--- BEGIN Extracted material ---

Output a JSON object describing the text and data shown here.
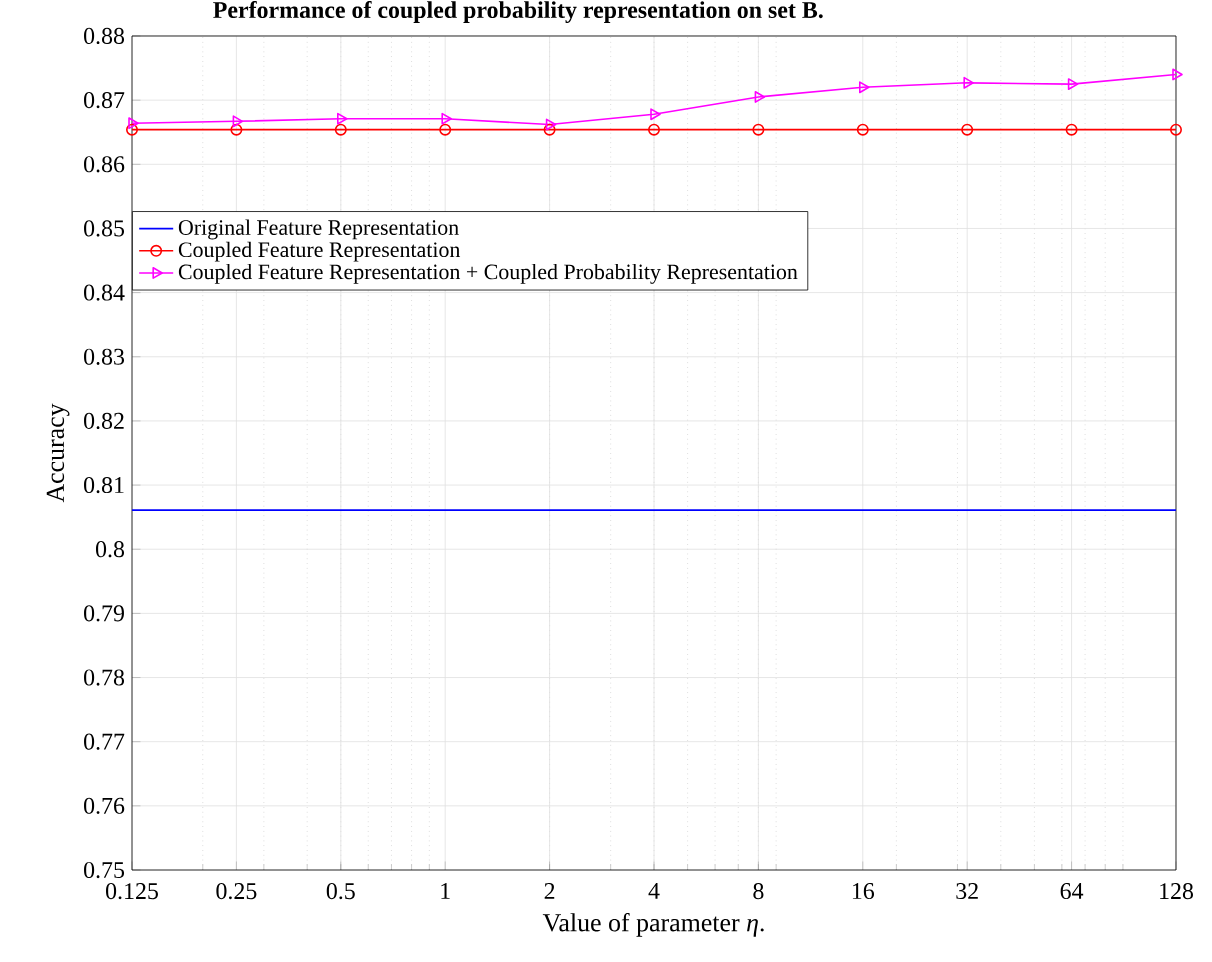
{
  "chart_data": {
    "type": "line",
    "title": "Performance of coupled probability representation on set B.",
    "xlabel": "Value of parameter *η*.",
    "ylabel": "Accuracy",
    "x": [
      0.125,
      0.25,
      0.5,
      1,
      2,
      4,
      8,
      16,
      32,
      64,
      128
    ],
    "series": [
      {
        "name": "Original Feature Representation",
        "color": "#0000ff",
        "marker": "none",
        "values": [
          0.8061,
          0.8061,
          0.8061,
          0.8061,
          0.8061,
          0.8061,
          0.8061,
          0.8061,
          0.8061,
          0.8061,
          0.8061
        ]
      },
      {
        "name": "Coupled Feature Representation",
        "color": "#ff0000",
        "marker": "circle",
        "values": [
          0.8654,
          0.8654,
          0.8654,
          0.8654,
          0.8654,
          0.8654,
          0.8654,
          0.8654,
          0.8654,
          0.8654,
          0.8654
        ]
      },
      {
        "name": "Coupled Feature Representation + Coupled Probability Representation",
        "color": "#ff00ff",
        "marker": "triangle",
        "values": [
          0.8664,
          0.8667,
          0.8671,
          0.8671,
          0.8662,
          0.8678,
          0.8705,
          0.872,
          0.8727,
          0.8725,
          0.874
        ]
      }
    ],
    "log": "x",
    "xlim": [
      0.125,
      128
    ],
    "xticks": [
      0.125,
      0.25,
      0.5,
      1,
      2,
      4,
      8,
      16,
      32,
      64,
      128
    ],
    "ylim": [
      0.75,
      0.88
    ],
    "yticks": [
      0.75,
      0.76,
      0.77,
      0.78,
      0.79,
      0.8,
      0.81,
      0.82,
      0.83,
      0.84,
      0.85,
      0.86,
      0.87,
      0.88
    ],
    "grid": true,
    "legend": "top left",
    "line_style": "solid"
  }
}
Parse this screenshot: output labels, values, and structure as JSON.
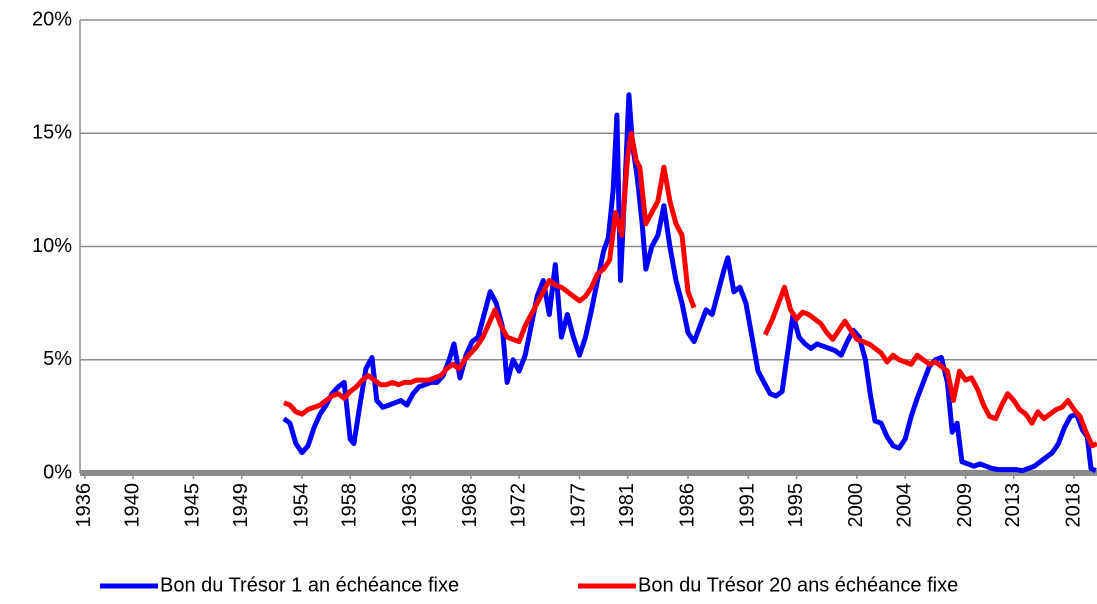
{
  "chart_data": {
    "type": "line",
    "xlim": [
      1935.6,
      2019.9
    ],
    "xticks": [
      1936,
      1940,
      1945,
      1949,
      1954,
      1958,
      1963,
      1968,
      1972,
      1977,
      1981,
      1986,
      1991,
      1995,
      2000,
      2004,
      2009,
      2013,
      2018
    ],
    "ylim": [
      0,
      20
    ],
    "yticks": [
      {
        "value": 0,
        "label": "0%"
      },
      {
        "value": 5,
        "label": "5%"
      },
      {
        "value": 10,
        "label": "10%"
      },
      {
        "value": 15,
        "label": "15%"
      },
      {
        "value": 20,
        "label": "20%"
      }
    ],
    "grid": true,
    "legend": "bottom",
    "series": [
      {
        "name": "Bon du Trésor 1 an échéance fixe",
        "color": "#0000ff",
        "x": [
          1952.5,
          1953,
          1953.5,
          1954,
          1954.5,
          1955,
          1955.5,
          1956,
          1956.5,
          1957,
          1957.5,
          1958,
          1958.3,
          1958.8,
          1959.3,
          1959.8,
          1960.2,
          1960.7,
          1961.2,
          1961.7,
          1962.2,
          1962.7,
          1963.2,
          1963.7,
          1964.2,
          1964.7,
          1965.2,
          1965.7,
          1966.2,
          1966.6,
          1967.1,
          1967.6,
          1968.1,
          1968.6,
          1969.1,
          1969.6,
          1970.1,
          1970.6,
          1971,
          1971.5,
          1972,
          1972.5,
          1973,
          1973.5,
          1974,
          1974.5,
          1975,
          1975.5,
          1976,
          1976.5,
          1977,
          1977.5,
          1978,
          1978.5,
          1979,
          1979.4,
          1979.8,
          1980.1,
          1980.4,
          1980.8,
          1981.1,
          1981.4,
          1981.8,
          1982.2,
          1982.5,
          1983,
          1983.5,
          1984,
          1984.5,
          1985,
          1985.5,
          1986,
          1986.5,
          1987,
          1987.5,
          1988,
          1988.5,
          1989,
          1989.3,
          1989.8,
          1990.3,
          1990.8,
          1991.3,
          1991.8,
          1992.3,
          1992.8,
          1993.3,
          1993.8,
          1994.3,
          1994.7,
          1995.2,
          1995.7,
          1996.2,
          1996.7,
          1997.2,
          1997.7,
          1998.2,
          1998.7,
          1999.2,
          1999.7,
          2000.2,
          2000.7,
          2001.1,
          2001.5,
          2002,
          2002.5,
          2003,
          2003.5,
          2004,
          2004.5,
          2005,
          2005.5,
          2006,
          2006.5,
          2007,
          2007.5,
          2007.9,
          2008.3,
          2008.7,
          2009.2,
          2009.7,
          2010.2,
          2010.7,
          2011.2,
          2011.7,
          2012.2,
          2012.7,
          2013.2,
          2013.7,
          2014.2,
          2014.7,
          2015.2,
          2015.7,
          2016.2,
          2016.7,
          2017.2,
          2017.7,
          2018.2,
          2018.7,
          2019.1,
          2019.4,
          2019.8
        ],
        "values": [
          2.4,
          2.2,
          1.3,
          0.9,
          1.2,
          2.0,
          2.6,
          3.0,
          3.5,
          3.8,
          4.0,
          1.5,
          1.3,
          3.0,
          4.6,
          5.1,
          3.2,
          2.9,
          3.0,
          3.1,
          3.2,
          3.0,
          3.5,
          3.8,
          3.9,
          4.0,
          4.0,
          4.3,
          5.0,
          5.7,
          4.2,
          5.2,
          5.8,
          6.0,
          7.0,
          8.0,
          7.5,
          6.5,
          4.0,
          5.0,
          4.5,
          5.2,
          6.5,
          7.8,
          8.5,
          7.0,
          9.2,
          6.0,
          7.0,
          6.0,
          5.2,
          6.0,
          7.2,
          8.5,
          9.8,
          10.4,
          12.5,
          15.8,
          8.5,
          13.0,
          16.7,
          14.5,
          13.0,
          11.0,
          9.0,
          10.0,
          10.5,
          11.8,
          10.0,
          8.5,
          7.5,
          6.2,
          5.8,
          6.5,
          7.2,
          7.0,
          8.0,
          9.0,
          9.5,
          8.0,
          8.2,
          7.5,
          6.0,
          4.5,
          4.0,
          3.5,
          3.4,
          3.6,
          5.5,
          7.0,
          6.0,
          5.7,
          5.5,
          5.7,
          5.6,
          5.5,
          5.4,
          5.2,
          5.8,
          6.3,
          6.0,
          5.0,
          3.5,
          2.3,
          2.2,
          1.6,
          1.2,
          1.1,
          1.5,
          2.5,
          3.3,
          4.0,
          4.7,
          5.0,
          5.1,
          4.0,
          1.8,
          2.2,
          0.5,
          0.4,
          0.3,
          0.4,
          0.3,
          0.2,
          0.15,
          0.15,
          0.15,
          0.15,
          0.1,
          0.2,
          0.3,
          0.5,
          0.7,
          0.9,
          1.3,
          2.0,
          2.5,
          2.6,
          1.9,
          1.6,
          0.2,
          0.1
        ]
      },
      {
        "name": "Bon du Trésor 20 ans échéance fixe",
        "color": "#ff0000",
        "x": [
          1952.5,
          1953,
          1953.5,
          1954,
          1954.5,
          1955,
          1955.5,
          1956,
          1956.5,
          1957,
          1957.5,
          1958,
          1958.5,
          1959,
          1959.5,
          1960,
          1960.5,
          1961,
          1961.5,
          1962,
          1962.5,
          1963,
          1963.5,
          1964,
          1964.5,
          1965,
          1965.5,
          1966,
          1966.5,
          1967,
          1967.5,
          1968,
          1968.5,
          1969,
          1969.5,
          1970,
          1970.5,
          1971,
          1971.5,
          1972,
          1972.5,
          1973,
          1973.5,
          1974,
          1974.5,
          1975,
          1975.5,
          1976,
          1976.5,
          1977,
          1977.5,
          1978,
          1978.5,
          1979,
          1979.5,
          1980,
          1980.5,
          1981,
          1981.3,
          1981.7,
          1982,
          1982.5,
          1983,
          1983.5,
          1984,
          1984.5,
          1985,
          1985.5,
          1986,
          1986.5,
          1989,
          1992.4,
          1993,
          1993.5,
          1994,
          1994.5,
          1995,
          1995.5,
          1996,
          1996.5,
          1997,
          1997.5,
          1998,
          1998.5,
          1999,
          1999.5,
          2000,
          2000.5,
          2001,
          2001.5,
          2002,
          2002.5,
          2003,
          2003.5,
          2004,
          2004.5,
          2005,
          2005.5,
          2006,
          2006.5,
          2007,
          2007.5,
          2008,
          2008.5,
          2009,
          2009.5,
          2010,
          2010.5,
          2011,
          2011.5,
          2012,
          2012.5,
          2013,
          2013.5,
          2014,
          2014.5,
          2015,
          2015.5,
          2016,
          2016.5,
          2017,
          2017.5,
          2018,
          2018.5,
          2019,
          2019.5,
          2019.9
        ],
        "values": [
          3.1,
          3.0,
          2.7,
          2.6,
          2.8,
          2.9,
          3.0,
          3.2,
          3.4,
          3.5,
          3.3,
          3.6,
          3.8,
          4.1,
          4.3,
          4.1,
          3.9,
          3.9,
          4.0,
          3.9,
          4.0,
          4.0,
          4.1,
          4.1,
          4.1,
          4.2,
          4.3,
          4.6,
          4.8,
          4.6,
          5.0,
          5.3,
          5.6,
          6.0,
          6.6,
          7.2,
          6.5,
          6.0,
          5.9,
          5.8,
          6.5,
          7.0,
          7.5,
          8.0,
          8.5,
          8.3,
          8.2,
          8.0,
          7.8,
          7.6,
          7.8,
          8.2,
          8.8,
          9.0,
          9.4,
          11.5,
          10.5,
          14.0,
          15.0,
          13.8,
          13.5,
          11.0,
          11.5,
          12.0,
          13.5,
          12.0,
          11.0,
          10.5,
          8.0,
          7.3,
          null,
          6.1,
          6.8,
          7.5,
          8.2,
          7.2,
          6.8,
          7.1,
          7.0,
          6.8,
          6.6,
          6.2,
          5.9,
          6.3,
          6.7,
          6.3,
          5.9,
          5.8,
          5.7,
          5.5,
          5.3,
          4.9,
          5.2,
          5.0,
          4.9,
          4.8,
          5.2,
          5.0,
          4.8,
          4.9,
          4.7,
          4.5,
          3.2,
          4.5,
          4.1,
          4.2,
          3.7,
          3.0,
          2.5,
          2.4,
          3.0,
          3.5,
          3.2,
          2.8,
          2.6,
          2.2,
          2.7,
          2.4,
          2.6,
          2.8,
          2.9,
          3.2,
          2.8,
          2.5,
          1.8,
          1.2,
          1.3
        ]
      }
    ]
  }
}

--- END Extracted material ---

- _Description of the task_
For each line above that contains the word "marker", copy that line.

- _Problem solution_
        "marker": "none",
        "marker": "circle",
        "marker": "triangle",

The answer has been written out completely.